### Stated exercise
Set the listing down again in full, word for word, with the pictures left out.

— begin —

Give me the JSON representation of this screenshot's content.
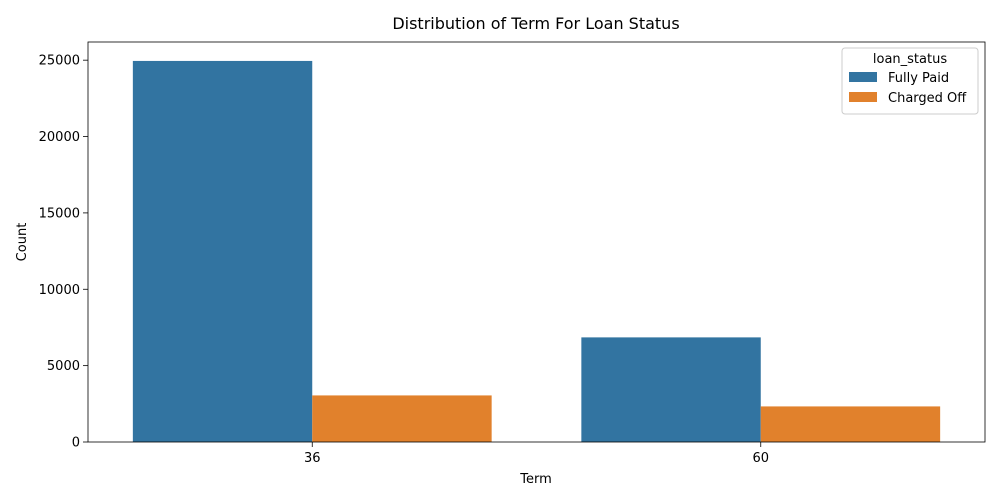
{
  "chart_data": {
    "type": "bar",
    "title": "Distribution of Term For Loan Status",
    "xlabel": "Term",
    "ylabel": "Count",
    "categories": [
      "36",
      "60"
    ],
    "series": [
      {
        "name": "Fully Paid",
        "values": [
          24950,
          6850
        ],
        "color": "#3274a1"
      },
      {
        "name": "Charged Off",
        "values": [
          3050,
          2330
        ],
        "color": "#e1812c"
      }
    ],
    "ylim": [
      0,
      26190
    ],
    "yticks": [
      0,
      5000,
      10000,
      15000,
      20000,
      25000
    ],
    "grid": false,
    "legend": {
      "title": "loan_status",
      "placement": "top-right"
    }
  }
}
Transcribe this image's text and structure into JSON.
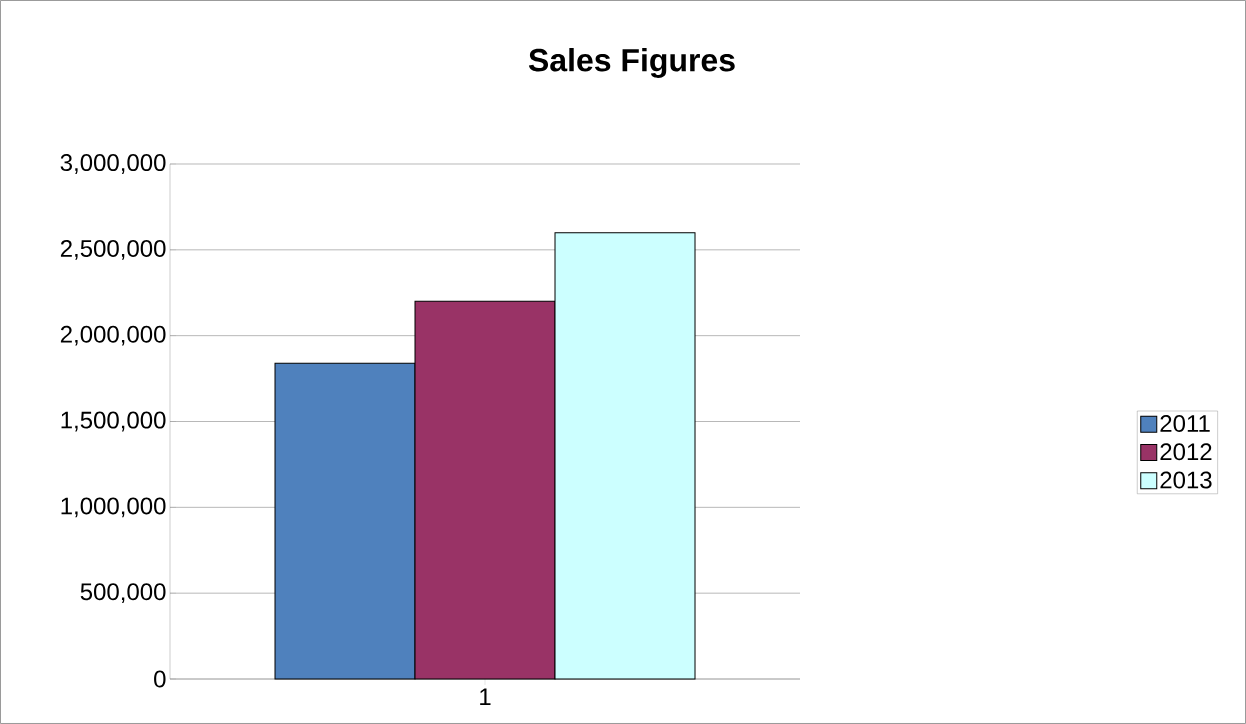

— end —

### Right answer
Give me the JSON representation of this screenshot's content.
{
  "chart_data": {
    "type": "bar",
    "title": "Distribution of Term For Loan Status",
    "xlabel": "Term",
    "ylabel": "Count",
    "categories": [
      "36",
      "60"
    ],
    "series": [
      {
        "name": "Fully Paid",
        "values": [
          24950,
          6850
        ],
        "color": "#3274a1"
      },
      {
        "name": "Charged Off",
        "values": [
          3050,
          2330
        ],
        "color": "#e1812c"
      }
    ],
    "ylim": [
      0,
      26190
    ],
    "yticks": [
      0,
      5000,
      10000,
      15000,
      20000,
      25000
    ],
    "grid": false,
    "legend": {
      "title": "loan_status",
      "placement": "top-right"
    }
  }
}
Transcribe this image's text and structure into JSON.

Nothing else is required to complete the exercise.